Given task.
In the listing below, locate the lines that hold the string "Attendance". Copy those lines.

[Collection entries]
· · · · · · ·

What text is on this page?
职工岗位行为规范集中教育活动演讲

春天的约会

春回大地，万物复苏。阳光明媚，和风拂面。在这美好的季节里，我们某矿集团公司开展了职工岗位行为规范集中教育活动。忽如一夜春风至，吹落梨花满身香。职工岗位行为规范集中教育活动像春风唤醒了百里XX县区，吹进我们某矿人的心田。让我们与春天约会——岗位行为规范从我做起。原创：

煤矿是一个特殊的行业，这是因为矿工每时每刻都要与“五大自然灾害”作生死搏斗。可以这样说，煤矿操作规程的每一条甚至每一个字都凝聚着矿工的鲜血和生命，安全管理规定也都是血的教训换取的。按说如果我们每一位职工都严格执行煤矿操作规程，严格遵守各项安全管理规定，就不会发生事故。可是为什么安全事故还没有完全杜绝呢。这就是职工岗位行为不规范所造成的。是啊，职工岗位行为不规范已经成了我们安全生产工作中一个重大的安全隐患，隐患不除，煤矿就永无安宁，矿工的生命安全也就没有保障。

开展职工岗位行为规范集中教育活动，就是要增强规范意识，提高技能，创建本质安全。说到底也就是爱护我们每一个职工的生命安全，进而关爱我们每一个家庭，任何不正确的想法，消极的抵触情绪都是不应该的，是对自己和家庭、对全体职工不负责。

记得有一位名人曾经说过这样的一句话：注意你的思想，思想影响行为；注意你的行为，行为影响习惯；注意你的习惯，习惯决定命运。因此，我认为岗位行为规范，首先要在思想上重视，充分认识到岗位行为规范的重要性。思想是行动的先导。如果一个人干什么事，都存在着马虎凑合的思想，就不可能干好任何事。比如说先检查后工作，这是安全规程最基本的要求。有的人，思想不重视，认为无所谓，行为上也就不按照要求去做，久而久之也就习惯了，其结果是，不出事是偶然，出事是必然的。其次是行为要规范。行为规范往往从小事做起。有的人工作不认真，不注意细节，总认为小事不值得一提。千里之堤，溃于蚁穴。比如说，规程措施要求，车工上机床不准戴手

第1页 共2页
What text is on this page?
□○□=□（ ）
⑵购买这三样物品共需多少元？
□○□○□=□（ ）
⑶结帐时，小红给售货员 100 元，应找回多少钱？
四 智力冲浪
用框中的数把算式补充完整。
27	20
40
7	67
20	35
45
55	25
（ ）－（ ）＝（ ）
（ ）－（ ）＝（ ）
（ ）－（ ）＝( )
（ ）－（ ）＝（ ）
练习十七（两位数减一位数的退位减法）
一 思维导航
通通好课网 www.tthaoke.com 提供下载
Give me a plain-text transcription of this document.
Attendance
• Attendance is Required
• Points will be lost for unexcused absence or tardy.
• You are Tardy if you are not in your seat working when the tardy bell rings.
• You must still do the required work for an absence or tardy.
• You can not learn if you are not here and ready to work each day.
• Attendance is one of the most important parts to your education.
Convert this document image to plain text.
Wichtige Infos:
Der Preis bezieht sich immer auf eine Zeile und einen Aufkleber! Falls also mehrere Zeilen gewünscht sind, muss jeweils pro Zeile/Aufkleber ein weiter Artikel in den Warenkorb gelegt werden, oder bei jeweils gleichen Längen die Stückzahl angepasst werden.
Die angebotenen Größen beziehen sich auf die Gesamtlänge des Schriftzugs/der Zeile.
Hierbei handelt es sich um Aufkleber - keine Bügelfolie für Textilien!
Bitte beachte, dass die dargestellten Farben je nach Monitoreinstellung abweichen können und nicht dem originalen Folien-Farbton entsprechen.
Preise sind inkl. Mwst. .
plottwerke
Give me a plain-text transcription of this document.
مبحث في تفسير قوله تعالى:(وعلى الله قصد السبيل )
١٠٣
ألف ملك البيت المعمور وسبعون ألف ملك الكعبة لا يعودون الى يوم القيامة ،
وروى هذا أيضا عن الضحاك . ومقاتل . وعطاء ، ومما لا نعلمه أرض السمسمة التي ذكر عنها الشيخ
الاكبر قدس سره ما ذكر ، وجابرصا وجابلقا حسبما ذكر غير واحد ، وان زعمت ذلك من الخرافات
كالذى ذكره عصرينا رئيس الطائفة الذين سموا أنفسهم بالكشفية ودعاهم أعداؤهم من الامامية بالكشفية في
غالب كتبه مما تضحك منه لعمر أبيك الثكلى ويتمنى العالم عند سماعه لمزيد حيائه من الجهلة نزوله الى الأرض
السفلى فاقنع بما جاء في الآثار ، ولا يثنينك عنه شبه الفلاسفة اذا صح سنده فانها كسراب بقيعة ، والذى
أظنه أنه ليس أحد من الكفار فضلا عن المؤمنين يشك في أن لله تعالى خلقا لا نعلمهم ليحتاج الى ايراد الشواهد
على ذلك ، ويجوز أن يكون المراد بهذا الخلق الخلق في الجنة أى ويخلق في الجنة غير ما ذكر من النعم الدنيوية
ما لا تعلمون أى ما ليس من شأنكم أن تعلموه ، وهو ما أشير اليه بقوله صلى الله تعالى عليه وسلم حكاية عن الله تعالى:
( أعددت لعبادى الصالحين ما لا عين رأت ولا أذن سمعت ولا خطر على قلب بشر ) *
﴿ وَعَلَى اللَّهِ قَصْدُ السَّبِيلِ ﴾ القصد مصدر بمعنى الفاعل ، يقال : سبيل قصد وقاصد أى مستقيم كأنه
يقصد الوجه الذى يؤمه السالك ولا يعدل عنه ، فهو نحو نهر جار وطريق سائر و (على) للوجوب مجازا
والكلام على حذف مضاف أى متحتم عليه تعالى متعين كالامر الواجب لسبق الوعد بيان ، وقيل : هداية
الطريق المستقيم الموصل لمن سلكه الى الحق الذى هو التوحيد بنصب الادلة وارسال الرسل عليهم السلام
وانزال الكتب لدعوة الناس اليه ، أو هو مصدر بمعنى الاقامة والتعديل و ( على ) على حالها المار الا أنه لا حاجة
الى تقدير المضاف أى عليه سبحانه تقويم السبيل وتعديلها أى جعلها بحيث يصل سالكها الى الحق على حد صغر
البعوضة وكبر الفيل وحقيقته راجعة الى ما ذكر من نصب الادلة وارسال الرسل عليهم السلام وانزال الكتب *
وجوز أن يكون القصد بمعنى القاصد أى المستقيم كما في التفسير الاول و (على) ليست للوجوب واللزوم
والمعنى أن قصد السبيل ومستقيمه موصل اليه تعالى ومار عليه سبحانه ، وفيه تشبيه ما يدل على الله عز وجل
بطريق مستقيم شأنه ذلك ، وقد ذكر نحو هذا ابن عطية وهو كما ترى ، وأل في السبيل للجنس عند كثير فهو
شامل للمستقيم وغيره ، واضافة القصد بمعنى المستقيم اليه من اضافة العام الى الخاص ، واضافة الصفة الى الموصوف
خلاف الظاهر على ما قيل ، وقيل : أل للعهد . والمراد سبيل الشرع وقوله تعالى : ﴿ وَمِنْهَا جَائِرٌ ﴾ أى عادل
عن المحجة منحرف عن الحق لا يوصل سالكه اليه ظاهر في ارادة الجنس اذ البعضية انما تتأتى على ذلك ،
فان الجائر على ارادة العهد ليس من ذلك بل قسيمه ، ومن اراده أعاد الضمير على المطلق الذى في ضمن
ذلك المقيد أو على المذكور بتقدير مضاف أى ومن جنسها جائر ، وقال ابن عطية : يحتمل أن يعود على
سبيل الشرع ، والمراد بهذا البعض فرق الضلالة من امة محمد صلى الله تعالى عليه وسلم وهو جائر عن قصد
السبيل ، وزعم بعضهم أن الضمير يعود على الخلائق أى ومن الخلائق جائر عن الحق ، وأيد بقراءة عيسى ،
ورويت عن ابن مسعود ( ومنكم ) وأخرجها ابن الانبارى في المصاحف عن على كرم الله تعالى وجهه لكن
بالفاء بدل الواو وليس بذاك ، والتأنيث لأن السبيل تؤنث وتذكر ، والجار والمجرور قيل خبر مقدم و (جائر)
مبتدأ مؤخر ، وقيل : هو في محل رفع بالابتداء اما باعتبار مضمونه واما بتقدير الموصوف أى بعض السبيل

· · · · · · ·

Final result.
Attendance
• Attendance is Required
• Attendance is one of the most important parts to your education.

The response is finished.